▶ [LISTED ENTRIES]
========================
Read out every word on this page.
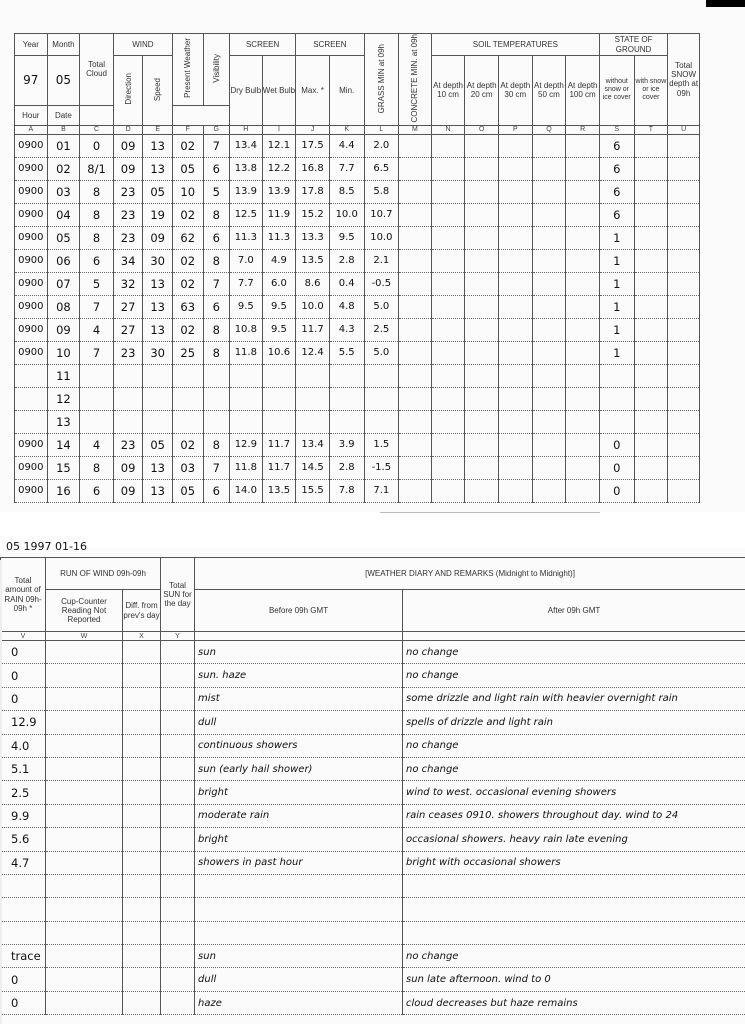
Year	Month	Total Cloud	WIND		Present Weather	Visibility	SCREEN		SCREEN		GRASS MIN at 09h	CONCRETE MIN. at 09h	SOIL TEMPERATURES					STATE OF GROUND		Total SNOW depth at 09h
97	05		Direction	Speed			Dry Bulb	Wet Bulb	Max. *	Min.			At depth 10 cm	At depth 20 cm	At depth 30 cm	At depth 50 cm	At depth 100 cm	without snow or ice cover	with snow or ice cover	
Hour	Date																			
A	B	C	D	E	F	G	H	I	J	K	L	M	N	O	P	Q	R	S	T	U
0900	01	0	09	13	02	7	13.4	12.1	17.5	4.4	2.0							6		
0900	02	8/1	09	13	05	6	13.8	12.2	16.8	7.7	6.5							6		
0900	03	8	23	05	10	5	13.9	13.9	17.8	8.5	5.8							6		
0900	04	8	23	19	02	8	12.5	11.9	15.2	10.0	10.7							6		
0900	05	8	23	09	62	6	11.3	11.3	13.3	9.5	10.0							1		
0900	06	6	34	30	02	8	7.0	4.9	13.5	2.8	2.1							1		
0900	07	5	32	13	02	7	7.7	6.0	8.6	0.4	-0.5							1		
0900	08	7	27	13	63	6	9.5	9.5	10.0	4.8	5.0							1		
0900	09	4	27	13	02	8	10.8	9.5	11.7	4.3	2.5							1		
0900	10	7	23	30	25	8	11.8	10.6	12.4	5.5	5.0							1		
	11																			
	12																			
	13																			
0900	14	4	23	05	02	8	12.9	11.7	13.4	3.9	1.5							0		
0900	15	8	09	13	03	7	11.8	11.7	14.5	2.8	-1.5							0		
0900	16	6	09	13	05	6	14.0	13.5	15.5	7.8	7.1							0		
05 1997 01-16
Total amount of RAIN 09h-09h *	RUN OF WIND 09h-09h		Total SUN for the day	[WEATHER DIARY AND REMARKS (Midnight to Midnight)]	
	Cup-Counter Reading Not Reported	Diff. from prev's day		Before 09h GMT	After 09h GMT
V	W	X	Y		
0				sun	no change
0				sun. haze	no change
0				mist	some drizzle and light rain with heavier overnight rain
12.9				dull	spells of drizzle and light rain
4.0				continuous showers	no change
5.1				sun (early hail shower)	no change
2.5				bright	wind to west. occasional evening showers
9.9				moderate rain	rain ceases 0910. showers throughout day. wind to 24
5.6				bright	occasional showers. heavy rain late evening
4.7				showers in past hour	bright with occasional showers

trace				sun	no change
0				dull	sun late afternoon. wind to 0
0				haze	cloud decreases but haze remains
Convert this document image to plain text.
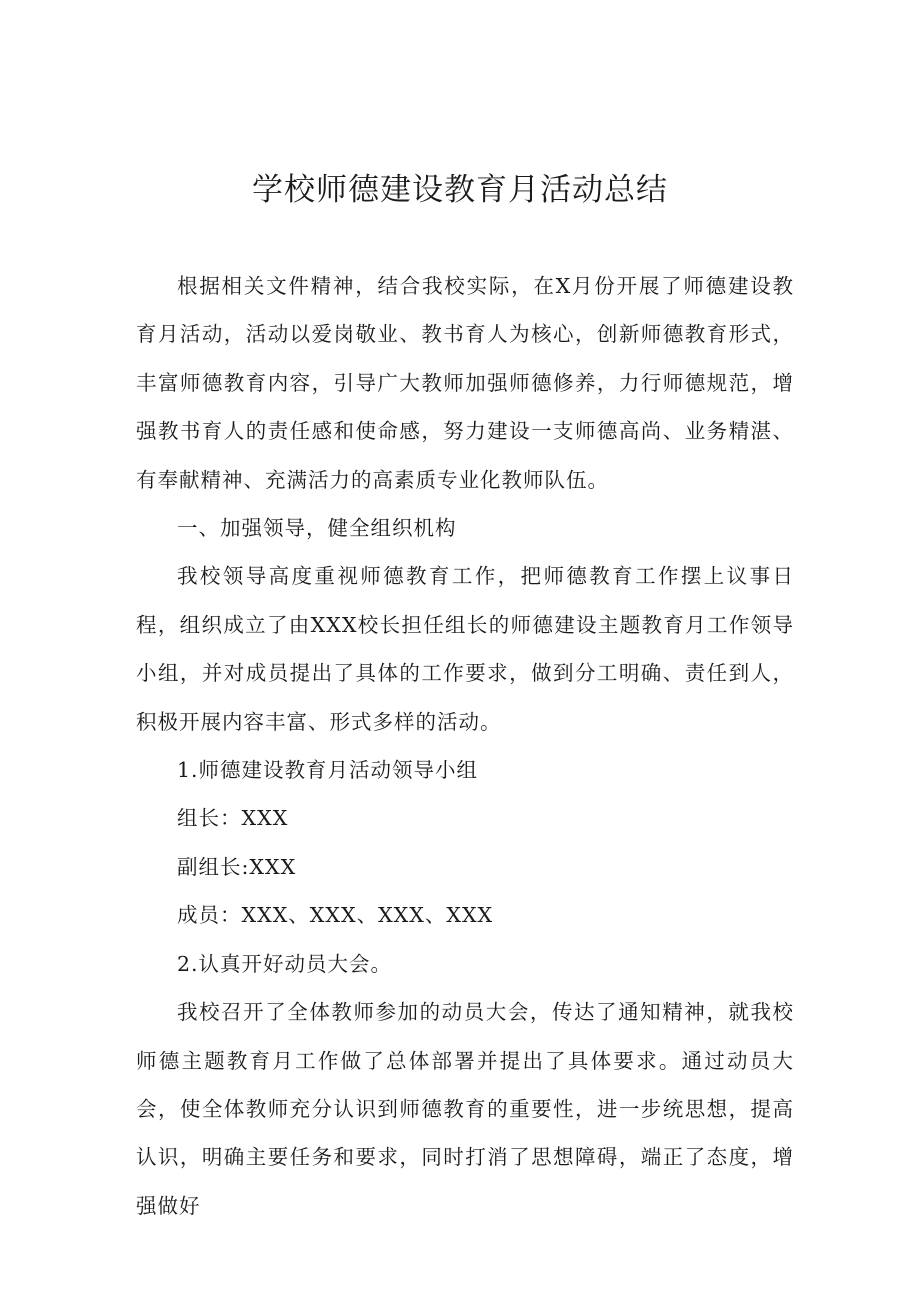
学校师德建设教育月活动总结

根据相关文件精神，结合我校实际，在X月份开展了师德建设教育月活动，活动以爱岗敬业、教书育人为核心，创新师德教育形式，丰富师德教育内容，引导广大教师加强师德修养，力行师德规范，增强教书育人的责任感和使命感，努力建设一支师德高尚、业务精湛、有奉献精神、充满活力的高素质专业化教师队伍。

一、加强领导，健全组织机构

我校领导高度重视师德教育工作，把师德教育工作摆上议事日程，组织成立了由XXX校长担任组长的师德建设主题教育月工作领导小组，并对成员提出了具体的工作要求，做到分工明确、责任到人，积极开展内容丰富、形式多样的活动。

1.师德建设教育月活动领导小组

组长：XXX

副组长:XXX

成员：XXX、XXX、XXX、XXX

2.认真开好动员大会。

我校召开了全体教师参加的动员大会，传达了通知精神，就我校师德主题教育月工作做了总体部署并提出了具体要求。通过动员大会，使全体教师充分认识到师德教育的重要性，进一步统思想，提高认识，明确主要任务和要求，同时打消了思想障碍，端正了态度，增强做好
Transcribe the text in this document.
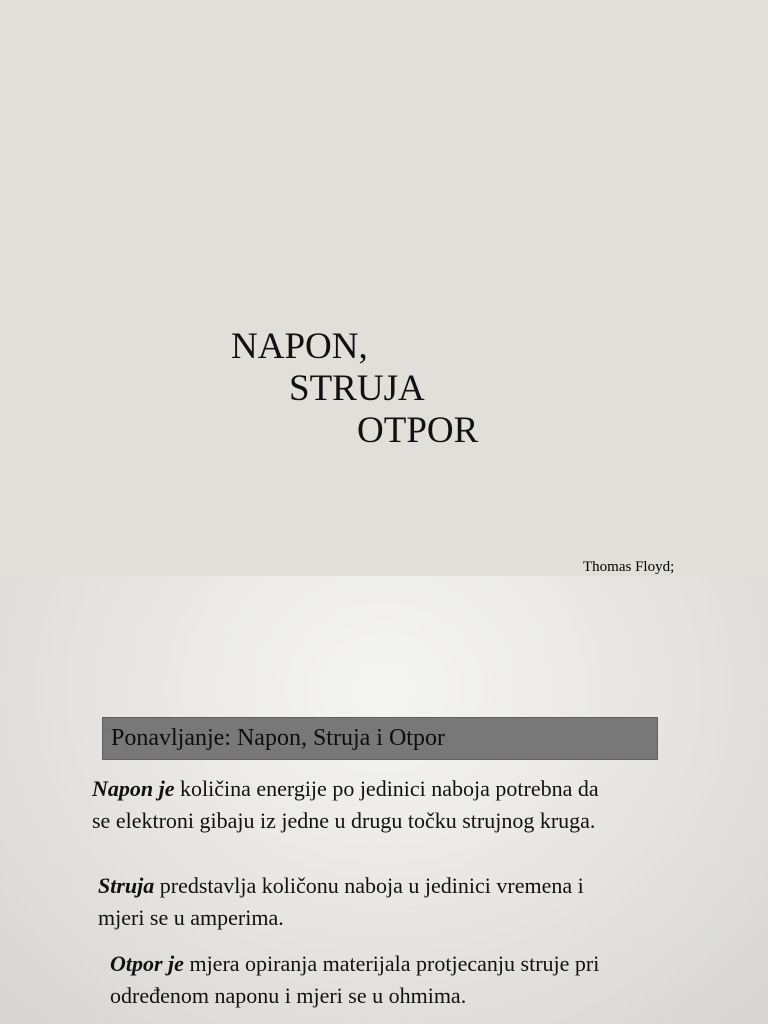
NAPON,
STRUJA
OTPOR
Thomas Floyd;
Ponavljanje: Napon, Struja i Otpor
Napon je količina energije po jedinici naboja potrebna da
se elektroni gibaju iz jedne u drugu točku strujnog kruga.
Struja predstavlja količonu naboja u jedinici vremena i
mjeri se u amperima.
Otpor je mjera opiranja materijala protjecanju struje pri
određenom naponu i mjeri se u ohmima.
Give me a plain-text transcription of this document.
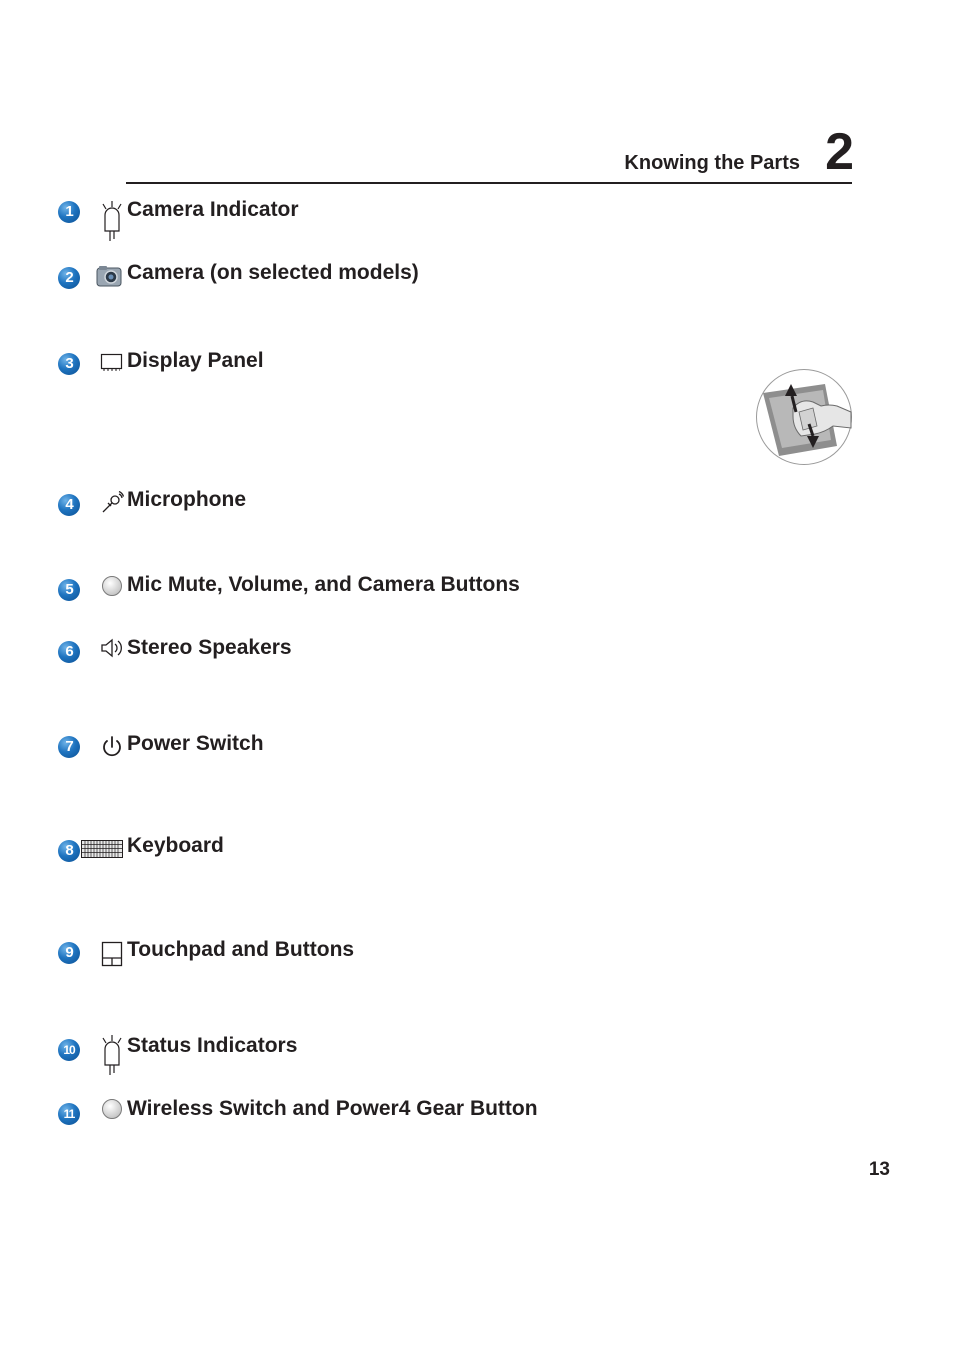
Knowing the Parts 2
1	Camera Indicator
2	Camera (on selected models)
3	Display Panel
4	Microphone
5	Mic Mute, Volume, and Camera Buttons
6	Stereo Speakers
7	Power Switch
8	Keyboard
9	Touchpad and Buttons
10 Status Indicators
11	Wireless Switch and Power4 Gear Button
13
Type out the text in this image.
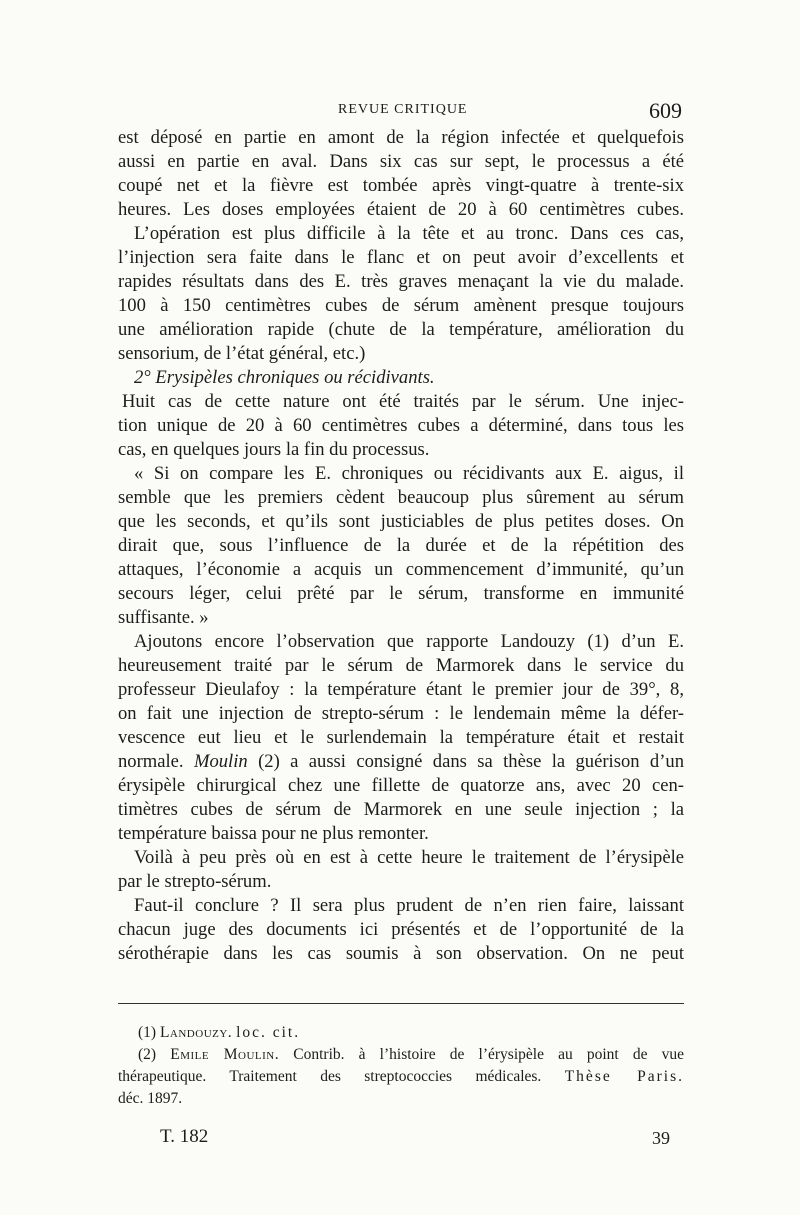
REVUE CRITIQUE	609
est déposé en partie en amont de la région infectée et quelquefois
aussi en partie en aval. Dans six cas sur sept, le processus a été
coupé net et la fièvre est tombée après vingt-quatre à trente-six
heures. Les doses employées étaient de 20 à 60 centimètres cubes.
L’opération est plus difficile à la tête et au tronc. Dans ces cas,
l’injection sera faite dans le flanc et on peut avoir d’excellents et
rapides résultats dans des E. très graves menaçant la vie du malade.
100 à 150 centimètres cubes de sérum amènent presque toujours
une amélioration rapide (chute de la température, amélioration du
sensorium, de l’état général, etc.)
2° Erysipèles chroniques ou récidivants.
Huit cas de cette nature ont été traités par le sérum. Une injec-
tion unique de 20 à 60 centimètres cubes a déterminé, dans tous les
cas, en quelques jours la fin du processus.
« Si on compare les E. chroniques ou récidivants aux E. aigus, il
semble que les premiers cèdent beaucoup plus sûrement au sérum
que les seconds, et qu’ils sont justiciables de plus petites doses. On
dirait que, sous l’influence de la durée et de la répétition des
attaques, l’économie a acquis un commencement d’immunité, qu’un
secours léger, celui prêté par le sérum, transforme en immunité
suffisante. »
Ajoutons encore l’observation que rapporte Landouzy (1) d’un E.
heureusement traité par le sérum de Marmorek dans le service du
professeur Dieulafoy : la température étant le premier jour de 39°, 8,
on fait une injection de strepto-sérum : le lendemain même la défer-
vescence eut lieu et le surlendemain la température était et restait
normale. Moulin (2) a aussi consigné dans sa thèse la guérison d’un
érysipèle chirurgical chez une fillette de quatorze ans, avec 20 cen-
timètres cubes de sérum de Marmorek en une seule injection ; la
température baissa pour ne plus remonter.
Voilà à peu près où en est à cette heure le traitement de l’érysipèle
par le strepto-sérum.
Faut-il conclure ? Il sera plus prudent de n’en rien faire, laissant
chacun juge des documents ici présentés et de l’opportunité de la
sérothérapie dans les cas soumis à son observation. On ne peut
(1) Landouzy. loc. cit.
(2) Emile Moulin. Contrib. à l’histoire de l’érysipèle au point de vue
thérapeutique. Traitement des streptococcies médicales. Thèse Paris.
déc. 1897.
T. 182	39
========================
▶ [EXERCISE]
Every record must be copied exactly, with the pictures left out.

▶ [RESPONSE]
Read out every word on this page.
Year	Month	Total Cloud	WIND		Present Weather	Visibility	SCREEN		SCREEN		GRASS MIN at 09h	CONCRETE MIN. at 09h	SOIL TEMPERATURES					STATE OF GROUND		Total SNOW depth at 09h
97	05		Direction	Speed			Dry Bulb	Wet Bulb	Max. *	Min.			At depth 10 cm	At depth 20 cm	At depth 30 cm	At depth 50 cm	At depth 100 cm	without snow or ice cover	with snow or ice cover	
Hour	Date																			
A	B	C	D	E	F	G	H	I	J	K	L	M	N	O	P	Q	R	S	T	U
0900	01	0	09	13	02	7	13.4	12.1	17.5	4.4	2.0							6		
0900	02	8/1	09	13	05	6	13.8	12.2	16.8	7.7	6.5							6		
0900	03	8	23	05	10	5	13.9	13.9	17.8	8.5	5.8							6		
0900	04	8	23	19	02	8	12.5	11.9	15.2	10.0	10.7							6		
0900	05	8	23	09	62	6	11.3	11.3	13.3	9.5	10.0							1		
0900	06	6	34	30	02	8	7.0	4.9	13.5	2.8	2.1							1		
0900	07	5	32	13	02	7	7.7	6.0	8.6	0.4	-0.5							1		
0900	08	7	27	13	63	6	9.5	9.5	10.0	4.8	5.0							1		
0900	09	4	27	13	02	8	10.8	9.5	11.7	4.3	2.5							1		
0900	10	7	23	30	25	8	11.8	10.6	12.4	5.5	5.0							1		
	11																			
	12																			
	13																			
0900	14	4	23	05	02	8	12.9	11.7	13.4	3.9	1.5							0		
0900	15	8	09	13	03	7	11.8	11.7	14.5	2.8	-1.5							0		
0900	16	6	09	13	05	6	14.0	13.5	15.5	7.8	7.1							0		
05 1997 01-16
Total amount of RAIN 09h-09h *	RUN OF WIND 09h-09h		Total SUN for the day	[WEATHER DIARY AND REMARKS (Midnight to Midnight)]	
	Cup-Counter Reading Not Reported	Diff. from prev's day		Before 09h GMT	After 09h GMT
V	W	X	Y		
0				sun	no change
0				sun. haze	no change
0				mist	some drizzle and light rain with heavier overnight rain
12.9				dull	spells of drizzle and light rain
4.0				continuous showers	no change
5.1				sun (early hail shower)	no change
2.5				bright	wind to west. occasional evening showers
9.9				moderate rain	rain ceases 0910. showers throughout day. wind to 24
5.6				bright	occasional showers. heavy rain late evening
4.7				showers in past hour	bright with occasional showers

trace				sun	no change
0				dull	sun late afternoon. wind to 0
0				haze	cloud decreases but haze remains
Convert this document image to plain text.
学校师德建设教育月活动总结

根据相关文件精神，结合我校实际，在X月份开展了师德建设教育月活动，活动以爱岗敬业、教书育人为核心，创新师德教育形式，丰富师德教育内容，引导广大教师加强师德修养，力行师德规范，增强教书育人的责任感和使命感，努力建设一支师德高尚、业务精湛、有奉献精神、充满活力的高素质专业化教师队伍。

一、加强领导，健全组织机构

我校领导高度重视师德教育工作，把师德教育工作摆上议事日程，组织成立了由XXX校长担任组长的师德建设主题教育月工作领导小组，并对成员提出了具体的工作要求，做到分工明确、责任到人，积极开展内容丰富、形式多样的活动。

1.师德建设教育月活动领导小组

组长：XXX

副组长:XXX

成员：XXX、XXX、XXX、XXX

2.认真开好动员大会。

我校召开了全体教师参加的动员大会，传达了通知精神，就我校师德主题教育月工作做了总体部署并提出了具体要求。通过动员大会，使全体教师充分认识到师德教育的重要性，进一步统思想，提高认识，明确主要任务和要求，同时打消了思想障碍，端正了态度，增强做好
Transcribe the text in this document.
NAPON,
STRUJA
OTPOR
Thomas Floyd;
Ponavljanje: Napon, Struja i Otpor
Napon je količina energije po jedinici naboja potrebna da
se elektroni gibaju iz jedne u drugu točku strujnog kruga.
Struja predstavlja količonu naboja u jedinici vremena i
mjeri se u amperima.
Otpor je mjera opiranja materijala protjecanju struje pri
određenom naponu i mjeri se u ohmima.
Give me a plain-text transcription of this document.
Knowing the Parts 2
1	Camera Indicator
2	Camera (on selected models)
3	Display Panel
4	Microphone
5	Mic Mute, Volume, and Camera Buttons
6	Stereo Speakers
7	Power Switch
8	Keyboard
9	Touchpad and Buttons
10 Status Indicators
11	Wireless Switch and Power4 Gear Button
13
Type out the text in this image.
REVUE CRITIQUE	609
est déposé en partie en amont de la région infectée et quelquefois
aussi en partie en aval. Dans six cas sur sept, le processus a été
coupé net et la fièvre est tombée après vingt-quatre à trente-six
heures. Les doses employées étaient de 20 à 60 centimètres cubes.
L’opération est plus difficile à la tête et au tronc. Dans ces cas,
l’injection sera faite dans le flanc et on peut avoir d’excellents et
rapides résultats dans des E. très graves menaçant la vie du malade.
100 à 150 centimètres cubes de sérum amènent presque toujours
une amélioration rapide (chute de la température, amélioration du
sensorium, de l’état général, etc.)
2° Erysipèles chroniques ou récidivants.
Huit cas de cette nature ont été traités par le sérum. Une injec-
tion unique de 20 à 60 centimètres cubes a déterminé, dans tous les
cas, en quelques jours la fin du processus.
« Si on compare les E. chroniques ou récidivants aux E. aigus, il
semble que les premiers cèdent beaucoup plus sûrement au sérum
que les seconds, et qu’ils sont justiciables de plus petites doses. On
dirait que, sous l’influence de la durée et de la répétition des
attaques, l’économie a acquis un commencement d’immunité, qu’un
secours léger, celui prêté par le sérum, transforme en immunité
suffisante. »
Ajoutons encore l’observation que rapporte Landouzy (1) d’un E.
heureusement traité par le sérum de Marmorek dans le service du
professeur Dieulafoy : la température étant le premier jour de 39°, 8,
on fait une injection de strepto-sérum : le lendemain même la défer-
vescence eut lieu et le surlendemain la température était et restait
normale. Moulin (2) a aussi consigné dans sa thèse la guérison d’un
érysipèle chirurgical chez une fillette de quatorze ans, avec 20 cen-
timètres cubes de sérum de Marmorek en une seule injection ; la
température baissa pour ne plus remonter.
Voilà à peu près où en est à cette heure le traitement de l’érysipèle
par le strepto-sérum.
Faut-il conclure ? Il sera plus prudent de n’en rien faire, laissant
chacun juge des documents ici présentés et de l’opportunité de la
sérothérapie dans les cas soumis à son observation. On ne peut
(1) Landouzy. loc. cit.
(2) Emile Moulin. Contrib. à l’histoire de l’érysipèle au point de vue
thérapeutique. Traitement des streptococcies médicales. Thèse Paris.
déc. 1897.
T. 182	39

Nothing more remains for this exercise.